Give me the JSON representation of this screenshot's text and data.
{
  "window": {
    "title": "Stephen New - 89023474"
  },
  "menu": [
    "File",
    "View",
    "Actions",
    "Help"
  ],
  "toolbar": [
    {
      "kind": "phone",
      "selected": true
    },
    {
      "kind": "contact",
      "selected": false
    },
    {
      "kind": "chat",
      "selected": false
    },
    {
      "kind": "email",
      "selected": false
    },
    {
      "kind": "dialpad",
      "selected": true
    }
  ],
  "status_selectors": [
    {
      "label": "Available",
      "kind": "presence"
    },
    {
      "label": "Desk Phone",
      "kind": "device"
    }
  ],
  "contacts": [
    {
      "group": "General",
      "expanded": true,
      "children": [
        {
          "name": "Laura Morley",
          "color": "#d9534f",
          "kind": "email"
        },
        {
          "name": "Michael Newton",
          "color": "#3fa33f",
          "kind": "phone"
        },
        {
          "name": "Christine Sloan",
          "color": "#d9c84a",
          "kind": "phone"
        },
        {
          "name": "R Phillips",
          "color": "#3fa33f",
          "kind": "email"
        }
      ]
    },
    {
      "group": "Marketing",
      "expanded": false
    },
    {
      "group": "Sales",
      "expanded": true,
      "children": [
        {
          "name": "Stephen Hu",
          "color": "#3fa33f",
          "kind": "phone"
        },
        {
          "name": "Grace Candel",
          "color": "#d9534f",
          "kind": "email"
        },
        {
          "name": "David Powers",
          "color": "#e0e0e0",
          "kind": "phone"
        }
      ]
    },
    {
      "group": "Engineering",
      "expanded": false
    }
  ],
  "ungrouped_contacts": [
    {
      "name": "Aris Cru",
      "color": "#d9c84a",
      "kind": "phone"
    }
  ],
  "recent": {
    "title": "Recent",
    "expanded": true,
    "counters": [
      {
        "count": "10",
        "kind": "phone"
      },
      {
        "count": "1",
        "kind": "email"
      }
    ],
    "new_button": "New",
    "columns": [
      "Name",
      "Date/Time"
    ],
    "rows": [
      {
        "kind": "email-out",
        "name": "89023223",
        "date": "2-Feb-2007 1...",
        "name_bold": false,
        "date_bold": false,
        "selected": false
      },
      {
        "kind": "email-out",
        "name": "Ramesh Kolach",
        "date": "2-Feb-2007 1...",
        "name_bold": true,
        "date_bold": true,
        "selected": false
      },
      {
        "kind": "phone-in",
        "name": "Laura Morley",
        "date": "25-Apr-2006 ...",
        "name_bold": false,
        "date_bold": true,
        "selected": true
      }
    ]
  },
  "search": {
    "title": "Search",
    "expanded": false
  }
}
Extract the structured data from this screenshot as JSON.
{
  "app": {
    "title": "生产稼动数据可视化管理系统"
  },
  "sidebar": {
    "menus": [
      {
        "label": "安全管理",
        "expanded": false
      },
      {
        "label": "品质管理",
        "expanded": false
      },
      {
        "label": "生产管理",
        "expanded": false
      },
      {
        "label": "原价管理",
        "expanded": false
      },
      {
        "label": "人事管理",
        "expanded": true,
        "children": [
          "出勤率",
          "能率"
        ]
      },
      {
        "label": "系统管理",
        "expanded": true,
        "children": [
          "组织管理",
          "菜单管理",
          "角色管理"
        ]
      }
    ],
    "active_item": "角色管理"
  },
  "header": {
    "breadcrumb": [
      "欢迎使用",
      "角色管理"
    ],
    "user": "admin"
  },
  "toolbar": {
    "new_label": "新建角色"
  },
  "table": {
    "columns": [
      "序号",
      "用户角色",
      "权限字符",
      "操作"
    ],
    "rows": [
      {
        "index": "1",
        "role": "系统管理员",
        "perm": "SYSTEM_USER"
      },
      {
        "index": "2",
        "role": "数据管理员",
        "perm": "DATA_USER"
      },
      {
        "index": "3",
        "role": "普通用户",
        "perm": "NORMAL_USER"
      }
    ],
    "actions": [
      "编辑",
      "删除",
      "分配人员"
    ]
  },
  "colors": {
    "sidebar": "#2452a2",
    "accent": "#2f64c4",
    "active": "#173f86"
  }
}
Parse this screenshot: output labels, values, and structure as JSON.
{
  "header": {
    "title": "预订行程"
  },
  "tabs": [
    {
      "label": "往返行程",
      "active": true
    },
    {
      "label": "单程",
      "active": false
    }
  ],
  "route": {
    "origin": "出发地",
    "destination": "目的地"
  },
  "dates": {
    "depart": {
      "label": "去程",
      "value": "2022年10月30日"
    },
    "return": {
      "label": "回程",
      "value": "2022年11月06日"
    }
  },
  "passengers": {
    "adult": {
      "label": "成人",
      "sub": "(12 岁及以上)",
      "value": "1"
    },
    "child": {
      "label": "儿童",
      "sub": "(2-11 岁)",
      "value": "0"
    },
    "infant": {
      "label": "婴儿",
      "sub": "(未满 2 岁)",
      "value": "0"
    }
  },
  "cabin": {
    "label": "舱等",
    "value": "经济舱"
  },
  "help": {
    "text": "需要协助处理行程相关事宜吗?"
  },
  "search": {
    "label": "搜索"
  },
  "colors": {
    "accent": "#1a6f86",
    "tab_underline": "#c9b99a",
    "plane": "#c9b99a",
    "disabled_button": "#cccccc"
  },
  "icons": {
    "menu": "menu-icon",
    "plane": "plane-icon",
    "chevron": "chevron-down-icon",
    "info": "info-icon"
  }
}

══════════

§ **Problem description**
Word for word, extract all the records.

§ **Worked solution**
Give me the JSON representation of this screenshot's text and data.
{
  "window": {
    "title": "Stephen New - 89023474"
  },
  "menu": [
    "File",
    "View",
    "Actions",
    "Help"
  ],
  "toolbar": [
    {
      "kind": "phone",
      "selected": true
    },
    {
      "kind": "contact",
      "selected": false
    },
    {
      "kind": "chat",
      "selected": false
    },
    {
      "kind": "email",
      "selected": false
    },
    {
      "kind": "dialpad",
      "selected": true
    }
  ],
  "status_selectors": [
    {
      "label": "Available",
      "kind": "presence"
    },
    {
      "label": "Desk Phone",
      "kind": "device"
    }
  ],
  "contacts": [
    {
      "group": "General",
      "expanded": true,
      "children": [
        {
          "name": "Laura Morley",
          "color": "#d9534f",
          "kind": "email"
        },
        {
          "name": "Michael Newton",
          "color": "#3fa33f",
          "kind": "phone"
        },
        {
          "name": "Christine Sloan",
          "color": "#d9c84a",
          "kind": "phone"
        },
        {
          "name": "R Phillips",
          "color": "#3fa33f",
          "kind": "email"
        }
      ]
    },
    {
      "group": "Marketing",
      "expanded": false
    },
    {
      "group": "Sales",
      "expanded": true,
      "children": [
        {
          "name": "Stephen Hu",
          "color": "#3fa33f",
          "kind": "phone"
        },
        {
          "name": "Grace Candel",
          "color": "#d9534f",
          "kind": "email"
        },
        {
          "name": "David Powers",
          "color": "#e0e0e0",
          "kind": "phone"
        }
      ]
    },
    {
      "group": "Engineering",
      "expanded": false
    }
  ],
  "ungrouped_contacts": [
    {
      "name": "Aris Cru",
      "color": "#d9c84a",
      "kind": "phone"
    }
  ],
  "recent": {
    "title": "Recent",
    "expanded": true,
    "counters": [
      {
        "count": "10",
        "kind": "phone"
      },
      {
        "count": "1",
        "kind": "email"
      }
    ],
    "new_button": "New",
    "columns": [
      "Name",
      "Date/Time"
    ],
    "rows": [
      {
        "kind": "email-out",
        "name": "89023223",
        "date": "2-Feb-2007 1...",
        "name_bold": false,
        "date_bold": false,
        "selected": false
      },
      {
        "kind": "email-out",
        "name": "Ramesh Kolach",
        "date": "2-Feb-2007 1...",
        "name_bold": true,
        "date_bold": true,
        "selected": false
      },
      {
        "kind": "phone-in",
        "name": "Laura Morley",
        "date": "25-Apr-2006 ...",
        "name_bold": false,
        "date_bold": true,
        "selected": true
      }
    ]
  },
  "search": {
    "title": "Search",
    "expanded": false
  }
}
Extract the structured data from this screenshot as JSON.
{
  "app": {
    "title": "生产稼动数据可视化管理系统"
  },
  "sidebar": {
    "menus": [
      {
        "label": "安全管理",
        "expanded": false
      },
      {
        "label": "品质管理",
        "expanded": false
      },
      {
        "label": "生产管理",
        "expanded": false
      },
      {
        "label": "原价管理",
        "expanded": false
      },
      {
        "label": "人事管理",
        "expanded": true,
        "children": [
          "出勤率",
          "能率"
        ]
      },
      {
        "label": "系统管理",
        "expanded": true,
        "children": [
          "组织管理",
          "菜单管理",
          "角色管理"
        ]
      }
    ],
    "active_item": "角色管理"
  },
  "header": {
    "breadcrumb": [
      "欢迎使用",
      "角色管理"
    ],
    "user": "admin"
  },
  "toolbar": {
    "new_label": "新建角色"
  },
  "table": {
    "columns": [
      "序号",
      "用户角色",
      "权限字符",
      "操作"
    ],
    "rows": [
      {
        "index": "1",
        "role": "系统管理员",
        "perm": "SYSTEM_USER"
      },
      {
        "index": "2",
        "role": "数据管理员",
        "perm": "DATA_USER"
      },
      {
        "index": "3",
        "role": "普通用户",
        "perm": "NORMAL_USER"
      }
    ],
    "actions": [
      "编辑",
      "删除",
      "分配人员"
    ]
  },
  "colors": {
    "sidebar": "#2452a2",
    "accent": "#2f64c4",
    "active": "#173f86"
  }
}
Parse this screenshot: output labels, values, and structure as JSON.
{
  "header": {
    "title": "预订行程"
  },
  "tabs": [
    {
      "label": "往返行程",
      "active": true
    },
    {
      "label": "单程",
      "active": false
    }
  ],
  "route": {
    "origin": "出发地",
    "destination": "目的地"
  },
  "dates": {
    "depart": {
      "label": "去程",
      "value": "2022年10月30日"
    },
    "return": {
      "label": "回程",
      "value": "2022年11月06日"
    }
  },
  "passengers": {
    "adult": {
      "label": "成人",
      "sub": "(12 岁及以上)",
      "value": "1"
    },
    "child": {
      "label": "儿童",
      "sub": "(2-11 岁)",
      "value": "0"
    },
    "infant": {
      "label": "婴儿",
      "sub": "(未满 2 岁)",
      "value": "0"
    }
  },
  "cabin": {
    "label": "舱等",
    "value": "经济舱"
  },
  "help": {
    "text": "需要协助处理行程相关事宜吗?"
  },
  "search": {
    "label": "搜索"
  },
  "colors": {
    "accent": "#1a6f86",
    "tab_underline": "#c9b99a",
    "plane": "#c9b99a",
    "disabled_button": "#cccccc"
  },
  "icons": {
    "menu": "menu-icon",
    "plane": "plane-icon",
    "chevron": "chevron-down-icon",
    "info": "info-icon"
  }
}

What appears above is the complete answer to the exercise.